## Exercise requirements:
Write out the listing in full, matching it word for word.

## Material provided:
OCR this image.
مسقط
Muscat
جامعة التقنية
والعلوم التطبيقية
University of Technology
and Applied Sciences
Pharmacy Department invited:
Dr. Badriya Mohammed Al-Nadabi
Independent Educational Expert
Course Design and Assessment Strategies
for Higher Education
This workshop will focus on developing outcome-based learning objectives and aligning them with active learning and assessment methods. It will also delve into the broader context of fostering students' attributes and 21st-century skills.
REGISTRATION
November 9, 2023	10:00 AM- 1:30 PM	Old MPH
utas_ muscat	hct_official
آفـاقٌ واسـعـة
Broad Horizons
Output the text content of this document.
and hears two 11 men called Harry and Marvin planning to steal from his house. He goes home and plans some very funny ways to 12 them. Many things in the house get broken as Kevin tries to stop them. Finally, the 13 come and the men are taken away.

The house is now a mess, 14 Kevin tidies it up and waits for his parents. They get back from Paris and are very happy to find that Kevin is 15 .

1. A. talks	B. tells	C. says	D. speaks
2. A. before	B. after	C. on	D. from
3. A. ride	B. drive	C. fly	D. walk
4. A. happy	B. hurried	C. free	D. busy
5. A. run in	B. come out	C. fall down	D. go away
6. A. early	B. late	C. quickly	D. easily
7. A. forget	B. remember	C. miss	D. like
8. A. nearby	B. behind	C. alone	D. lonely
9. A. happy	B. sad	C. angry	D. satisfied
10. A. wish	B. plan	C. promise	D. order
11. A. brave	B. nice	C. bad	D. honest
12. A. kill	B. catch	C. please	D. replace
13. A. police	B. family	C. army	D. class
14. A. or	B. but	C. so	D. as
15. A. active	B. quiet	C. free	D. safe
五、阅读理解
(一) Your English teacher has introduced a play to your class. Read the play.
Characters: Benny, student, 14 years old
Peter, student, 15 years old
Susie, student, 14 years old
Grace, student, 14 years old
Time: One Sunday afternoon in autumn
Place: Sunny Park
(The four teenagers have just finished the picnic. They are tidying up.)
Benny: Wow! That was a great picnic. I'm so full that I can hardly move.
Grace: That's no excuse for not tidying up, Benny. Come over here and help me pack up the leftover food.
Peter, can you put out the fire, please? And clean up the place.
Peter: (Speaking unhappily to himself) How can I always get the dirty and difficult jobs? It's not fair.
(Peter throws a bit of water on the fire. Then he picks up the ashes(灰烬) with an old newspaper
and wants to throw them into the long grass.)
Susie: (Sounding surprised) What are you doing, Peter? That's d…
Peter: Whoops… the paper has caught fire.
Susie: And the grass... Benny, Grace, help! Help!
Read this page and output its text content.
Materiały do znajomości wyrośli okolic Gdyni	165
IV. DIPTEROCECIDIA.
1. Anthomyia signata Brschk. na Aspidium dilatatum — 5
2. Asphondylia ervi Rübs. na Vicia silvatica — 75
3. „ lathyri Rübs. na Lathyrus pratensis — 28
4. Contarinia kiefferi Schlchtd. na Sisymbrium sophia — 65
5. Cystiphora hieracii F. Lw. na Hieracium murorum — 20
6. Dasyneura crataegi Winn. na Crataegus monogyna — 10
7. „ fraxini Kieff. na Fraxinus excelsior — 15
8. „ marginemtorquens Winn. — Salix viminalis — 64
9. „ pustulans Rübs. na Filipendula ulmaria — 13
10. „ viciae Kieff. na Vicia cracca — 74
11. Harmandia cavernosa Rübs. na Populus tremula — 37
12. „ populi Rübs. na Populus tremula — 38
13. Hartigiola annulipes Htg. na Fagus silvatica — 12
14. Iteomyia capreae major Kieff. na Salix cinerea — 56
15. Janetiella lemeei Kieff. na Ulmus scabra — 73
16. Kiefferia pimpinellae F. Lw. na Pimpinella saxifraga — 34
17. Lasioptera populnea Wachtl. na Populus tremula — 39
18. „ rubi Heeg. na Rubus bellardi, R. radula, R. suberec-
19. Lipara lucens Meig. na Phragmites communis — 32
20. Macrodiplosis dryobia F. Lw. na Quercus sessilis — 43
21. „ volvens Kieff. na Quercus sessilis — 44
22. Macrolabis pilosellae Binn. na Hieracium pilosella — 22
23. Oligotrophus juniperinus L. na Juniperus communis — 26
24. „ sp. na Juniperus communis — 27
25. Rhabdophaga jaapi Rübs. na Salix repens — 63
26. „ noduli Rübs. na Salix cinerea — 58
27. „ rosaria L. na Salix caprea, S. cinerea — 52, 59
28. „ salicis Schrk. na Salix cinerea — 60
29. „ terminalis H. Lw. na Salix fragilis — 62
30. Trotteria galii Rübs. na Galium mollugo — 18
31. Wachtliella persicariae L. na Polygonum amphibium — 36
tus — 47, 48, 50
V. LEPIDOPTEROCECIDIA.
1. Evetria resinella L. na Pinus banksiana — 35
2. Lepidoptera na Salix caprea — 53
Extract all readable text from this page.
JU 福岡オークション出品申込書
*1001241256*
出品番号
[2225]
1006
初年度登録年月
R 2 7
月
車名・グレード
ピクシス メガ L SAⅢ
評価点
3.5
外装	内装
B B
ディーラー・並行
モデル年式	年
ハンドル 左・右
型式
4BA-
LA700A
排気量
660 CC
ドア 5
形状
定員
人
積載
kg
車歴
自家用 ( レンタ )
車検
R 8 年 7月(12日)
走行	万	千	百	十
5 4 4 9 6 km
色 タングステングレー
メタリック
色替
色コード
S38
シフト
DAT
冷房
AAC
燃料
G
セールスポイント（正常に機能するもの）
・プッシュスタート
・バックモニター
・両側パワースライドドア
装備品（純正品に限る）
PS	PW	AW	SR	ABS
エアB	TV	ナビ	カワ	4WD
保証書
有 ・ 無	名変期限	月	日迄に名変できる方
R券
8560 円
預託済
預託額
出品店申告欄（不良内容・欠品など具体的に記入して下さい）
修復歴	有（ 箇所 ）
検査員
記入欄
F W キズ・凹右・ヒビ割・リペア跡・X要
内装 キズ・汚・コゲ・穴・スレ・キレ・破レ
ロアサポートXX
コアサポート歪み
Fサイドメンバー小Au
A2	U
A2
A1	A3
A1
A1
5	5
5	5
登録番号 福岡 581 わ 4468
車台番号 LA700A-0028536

## Answer in full:
OCR this image.
مسقط
Muscat
جامعة التقنية
والعلوم التطبيقية
University of Technology
and Applied Sciences
Pharmacy Department invited:
Dr. Badriya Mohammed Al-Nadabi
Independent Educational Expert
Course Design and Assessment Strategies
for Higher Education
This workshop will focus on developing outcome-based learning objectives and aligning them with active learning and assessment methods. It will also delve into the broader context of fostering students' attributes and 21st-century skills.
REGISTRATION
November 9, 2023	10:00 AM- 1:30 PM	Old MPH
utas_ muscat	hct_official
آفـاقٌ واسـعـة
Broad Horizons
Output the text content of this document.
and hears two 11 men called Harry and Marvin planning to steal from his house. He goes home and plans some very funny ways to 12 them. Many things in the house get broken as Kevin tries to stop them. Finally, the 13 come and the men are taken away.

The house is now a mess, 14 Kevin tidies it up and waits for his parents. They get back from Paris and are very happy to find that Kevin is 15 .

1. A. talks	B. tells	C. says	D. speaks
2. A. before	B. after	C. on	D. from
3. A. ride	B. drive	C. fly	D. walk
4. A. happy	B. hurried	C. free	D. busy
5. A. run in	B. come out	C. fall down	D. go away
6. A. early	B. late	C. quickly	D. easily
7. A. forget	B. remember	C. miss	D. like
8. A. nearby	B. behind	C. alone	D. lonely
9. A. happy	B. sad	C. angry	D. satisfied
10. A. wish	B. plan	C. promise	D. order
11. A. brave	B. nice	C. bad	D. honest
12. A. kill	B. catch	C. please	D. replace
13. A. police	B. family	C. army	D. class
14. A. or	B. but	C. so	D. as
15. A. active	B. quiet	C. free	D. safe
五、阅读理解
(一) Your English teacher has introduced a play to your class. Read the play.
Characters: Benny, student, 14 years old
Peter, student, 15 years old
Susie, student, 14 years old
Grace, student, 14 years old
Time: One Sunday afternoon in autumn
Place: Sunny Park
(The four teenagers have just finished the picnic. They are tidying up.)
Benny: Wow! That was a great picnic. I'm so full that I can hardly move.
Grace: That's no excuse for not tidying up, Benny. Come over here and help me pack up the leftover food.
Peter, can you put out the fire, please? And clean up the place.
Peter: (Speaking unhappily to himself) How can I always get the dirty and difficult jobs? It's not fair.
(Peter throws a bit of water on the fire. Then he picks up the ashes(灰烬) with an old newspaper
and wants to throw them into the long grass.)
Susie: (Sounding surprised) What are you doing, Peter? That's d…
Peter: Whoops… the paper has caught fire.
Susie: And the grass... Benny, Grace, help! Help!
Read this page and output its text content.
Materiały do znajomości wyrośli okolic Gdyni	165
IV. DIPTEROCECIDIA.
1. Anthomyia signata Brschk. na Aspidium dilatatum — 5
2. Asphondylia ervi Rübs. na Vicia silvatica — 75
3. „ lathyri Rübs. na Lathyrus pratensis — 28
4. Contarinia kiefferi Schlchtd. na Sisymbrium sophia — 65
5. Cystiphora hieracii F. Lw. na Hieracium murorum — 20
6. Dasyneura crataegi Winn. na Crataegus monogyna — 10
7. „ fraxini Kieff. na Fraxinus excelsior — 15
8. „ marginemtorquens Winn. — Salix viminalis — 64
9. „ pustulans Rübs. na Filipendula ulmaria — 13
10. „ viciae Kieff. na Vicia cracca — 74
11. Harmandia cavernosa Rübs. na Populus tremula — 37
12. „ populi Rübs. na Populus tremula — 38
13. Hartigiola annulipes Htg. na Fagus silvatica — 12
14. Iteomyia capreae major Kieff. na Salix cinerea — 56
15. Janetiella lemeei Kieff. na Ulmus scabra — 73
16. Kiefferia pimpinellae F. Lw. na Pimpinella saxifraga — 34
17. Lasioptera populnea Wachtl. na Populus tremula — 39
18. „ rubi Heeg. na Rubus bellardi, R. radula, R. suberec-
19. Lipara lucens Meig. na Phragmites communis — 32
20. Macrodiplosis dryobia F. Lw. na Quercus sessilis — 43
21. „ volvens Kieff. na Quercus sessilis — 44
22. Macrolabis pilosellae Binn. na Hieracium pilosella — 22
23. Oligotrophus juniperinus L. na Juniperus communis — 26
24. „ sp. na Juniperus communis — 27
25. Rhabdophaga jaapi Rübs. na Salix repens — 63
26. „ noduli Rübs. na Salix cinerea — 58
27. „ rosaria L. na Salix caprea, S. cinerea — 52, 59
28. „ salicis Schrk. na Salix cinerea — 60
29. „ terminalis H. Lw. na Salix fragilis — 62
30. Trotteria galii Rübs. na Galium mollugo — 18
31. Wachtliella persicariae L. na Polygonum amphibium — 36
tus — 47, 48, 50
V. LEPIDOPTEROCECIDIA.
1. Evetria resinella L. na Pinus banksiana — 35
2. Lepidoptera na Salix caprea — 53
Extract all readable text from this page.
JU 福岡オークション出品申込書
*1001241256*
出品番号
[2225]
1006
初年度登録年月
R 2 7
月
車名・グレード
ピクシス メガ L SAⅢ
評価点
3.5
外装	内装
B B
ディーラー・並行
モデル年式	年
ハンドル 左・右
型式
4BA-
LA700A
排気量
660 CC
ドア 5
形状
定員
人
積載
kg
車歴
自家用 ( レンタ )
車検
R 8 年 7月(12日)
走行	万	千	百	十
5 4 4 9 6 km
色 タングステングレー
メタリック
色替
色コード
S38
シフト
DAT
冷房
AAC
燃料
G
セールスポイント（正常に機能するもの）
・プッシュスタート
・バックモニター
・両側パワースライドドア
装備品（純正品に限る）
PS	PW	AW	SR	ABS
エアB	TV	ナビ	カワ	4WD
保証書
有 ・ 無	名変期限	月	日迄に名変できる方
R券
8560 円
預託済
預託額
出品店申告欄（不良内容・欠品など具体的に記入して下さい）
修復歴	有（ 箇所 ）
検査員
記入欄
F W キズ・凹右・ヒビ割・リペア跡・X要
内装 キズ・汚・コゲ・穴・スレ・キレ・破レ
ロアサポートXX
コアサポート歪み
Fサイドメンバー小Au
A2	U
A2
A1	A3
A1
A1
5	5
5	5
登録番号 福岡 581 わ 4468
車台番号 LA700A-0028536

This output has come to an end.